Why it matters
From the President to Senators to Representatives, everyone in Washington, D.C. appears to be focused on privacy-related issues. Continuing his focus on cybersecurity, President Barack Obama signed an executive order intended to promote information sharing in the private sector about cyber threats just a few days after Sen. Tom Carper (D-Del.) introduced the Cyber Threat Sharing Act of 2015. Industry response to the order was cautiously optimistic. President and CEO of the American Bankers Association Frank Keating said the order “will help the business community and government agencies share critical threat information more effectively,” adding that lawmakers must craft a measure that “gives businesses legal certainty that they have a safe harbor against frivolous lawsuits when voluntarily sharing and receiving threat indicators and countermeasures in real time and taking actions to mitigate cyber attacks.” The President also presented a discussion draft of his Consumer Privacy Bill of Rights to lukewarm reaction; Sen. Robert Menendez (D-N.J.) responded with his version, the Commercial Privacy Rights Act, which encompassed data security regulations, a data breach notification provision, and additional protections for children’s privacy. A House bill, the Data Security and Breach Notification Act, soon joined the party. Clearly, privacy and data security remains a hot topic for both the President and Congress. With so many proposals floating around the Capitol, the chances of passing a particular piece of legislation remain unclear.
Over the last few weeks, President Barack Obama has made cybersecurity issues a key focus. While attending the White House’s Summit on Cybersecurity and Consumer Protection held at Stanford University, he signed an executive order encouraging information sharing and increased cooperation between private entities and the government. “There’s only one way to defend American from these cyber threats, and that is through government and industry working together, sharing appropriate information as true partners,” President Obama said.
Under the auspices of the order, the Secretary of the Department of Homeland Security (DHS) “shall strongly encourage” the development and formation of Information Sharing and Analysis Organizations, or ISAOs, organized by sector, region, or in response to emerging threats or vulnerabilities.
The “Promoting Private Sector Cybersecurity Information Sharing” order is intended “to encourage the voluntary formation of such organizations, to establish mechanisms to continually improve the capabilities and functions of these organizations, and to better allow these organizations to partner with the Federal Government on a voluntary basis.”
ISAOs may include members from both the public and private sectors and exist as for-profit or nonprofit entities. Overseeing the ISAOs: The National Cybersecurity and Communications Integration Center (NCCIC) of DHS, which “shall engage in continuous, collaborative, and inclusive coordination” with the groups with regard to information sharing.
DHS would also be tasked with selecting a private entity to establish “a common set of voluntary standards or guidelines for the creation and functioning” of ISAOs under the order, in consultation with other federal agencies and through an open and competitive process. The standards themselves “shall further the goal of creating robust information sharing related to cybersecurity risks and incidents,” according to the order, “to create deeper and broader networks of information sharing nationally, and to foster the development and adoption of automated mechanisms for the sharing of information.”
Those entities that self-certify the ISAO’s best practices are provided with liability protection for sharing cyber threat information with the ISAO.
Lawmakers have also climbed aboard the cybersecurity bandwagon, with Sen. Tom Carper (D-Del.) introducing S. 456, the Cyber Threat Sharing Act of 2015. Similar to the President’s information sharing proposal, the bill would direct the DHS to select a private entity to identify best practices for ISAOs.

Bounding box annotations
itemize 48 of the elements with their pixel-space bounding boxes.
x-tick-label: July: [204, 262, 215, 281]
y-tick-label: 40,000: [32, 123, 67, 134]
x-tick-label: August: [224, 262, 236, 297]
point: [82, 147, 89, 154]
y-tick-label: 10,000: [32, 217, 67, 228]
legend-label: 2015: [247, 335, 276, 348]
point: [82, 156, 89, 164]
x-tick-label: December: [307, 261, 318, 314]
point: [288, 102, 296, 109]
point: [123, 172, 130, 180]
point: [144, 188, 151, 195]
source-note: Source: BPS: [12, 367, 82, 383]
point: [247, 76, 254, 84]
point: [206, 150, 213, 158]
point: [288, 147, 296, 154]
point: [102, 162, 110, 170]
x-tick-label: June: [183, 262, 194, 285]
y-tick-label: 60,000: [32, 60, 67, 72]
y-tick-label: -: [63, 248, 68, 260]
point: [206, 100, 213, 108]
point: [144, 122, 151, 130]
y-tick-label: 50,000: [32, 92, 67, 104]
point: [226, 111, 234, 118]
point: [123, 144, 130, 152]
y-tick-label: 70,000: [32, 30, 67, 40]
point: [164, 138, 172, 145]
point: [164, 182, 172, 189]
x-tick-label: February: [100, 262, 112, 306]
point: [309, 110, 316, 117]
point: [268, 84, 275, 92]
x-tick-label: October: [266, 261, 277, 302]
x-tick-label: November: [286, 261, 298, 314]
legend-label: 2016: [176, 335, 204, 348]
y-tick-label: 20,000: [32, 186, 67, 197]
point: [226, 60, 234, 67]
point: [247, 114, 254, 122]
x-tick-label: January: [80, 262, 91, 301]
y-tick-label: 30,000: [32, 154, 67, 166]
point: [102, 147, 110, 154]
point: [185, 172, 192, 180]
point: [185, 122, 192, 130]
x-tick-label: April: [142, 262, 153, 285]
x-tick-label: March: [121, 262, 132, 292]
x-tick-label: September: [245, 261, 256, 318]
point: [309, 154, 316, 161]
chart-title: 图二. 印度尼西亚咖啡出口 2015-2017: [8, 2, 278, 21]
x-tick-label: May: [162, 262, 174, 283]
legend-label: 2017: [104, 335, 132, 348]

■ Written problem 1: Reproduce the rows verbatim, starting with the first row and ending with the row that contains "point: [102, 162, 110, 170]", including both of those rows.
■ Written problem 2: Continue the article on cybersecurity information-sharing policy, picking up after its final sentence.

■ Task answer 1:
itemize 48 of the elements with their pixel-space bounding boxes.
x-tick-label: July: [204, 262, 215, 281]
y-tick-label: 40,000: [32, 123, 67, 134]
x-tick-label: August: [224, 262, 236, 297]
point: [82, 147, 89, 154]
y-tick-label: 10,000: [32, 217, 67, 228]
legend-label: 2015: [247, 335, 276, 348]
point: [82, 156, 89, 164]
x-tick-label: December: [307, 261, 318, 314]
point: [288, 102, 296, 109]
point: [123, 172, 130, 180]
point: [144, 188, 151, 195]
source-note: Source: BPS: [12, 367, 82, 383]
point: [247, 76, 254, 84]
point: [206, 150, 213, 158]
point: [288, 147, 296, 154]
point: [102, 162, 110, 170]

■ Task answer 2:
Importantly for businesses, the proposed law would provide liability protections to entities that voluntarily share lawfully obtained indicators with either the NCCIC or an ISAO that has self-certified it has adopted the best practices identified by the DHS-selected private entity. Information shared could not be used as evidence in a regulatory action against the company and privacy protections included in the measure would require businesses to attempt to minimize identifying information using anonymization and the destruction of data.
On a separate front in the battle over privacy, the President also released his long-promised Consumer Privacy Bill of Rights, intended to provide baseline privacy protections for consumers in the commercial context.
Pursuant to the measure, covered entities would be required to provide consumers with concise and easy to understand notice about privacy and security practices as well as “reasonable means to control the processing of personal data about them in proportion to the privacy risk to the individual and consistent with context.”
The proposal would require companies that process personal data “in a manner that is not reasonable in light of context” to conduct a privacy risk analysis and take reasonable steps to mitigate any identified privacy risks—at a minimum, providing in-context notice about the “unreasonable” personal data practices as well as “a mechanism for control that is reasonably designed to permit individuals to exercise choice to reduce such privacy risk.”
In addition, companies would be required to delete or de-identify personal data within a reasonable time after the purposes for which the personal data were first collected are fulfilled and establish information security controls in line with accepted practices.
Enforcement powers are granted to the Federal Trade Commission (FTC) (with the potential for up to $25 million in civil penalties under certain circumstances) but the agency was not granted rule-making authority. Instead, industries would develop their own codes of conduct enforced by the agency and covered entities that comply with the code would be provided with a safe harbor.
The proposal managed to unite those on both sides of the privacy debate in general unhappiness, with claims that it both went too far and didn’t do enough. Even the FTC expressed reservations, with a spokesperson for the agency calling it “a good starting point for further discussion.”
Within a week, Sen. Robert Menendez (D-N.J.) responded with the Commercial Privacy Rights Act of 2015.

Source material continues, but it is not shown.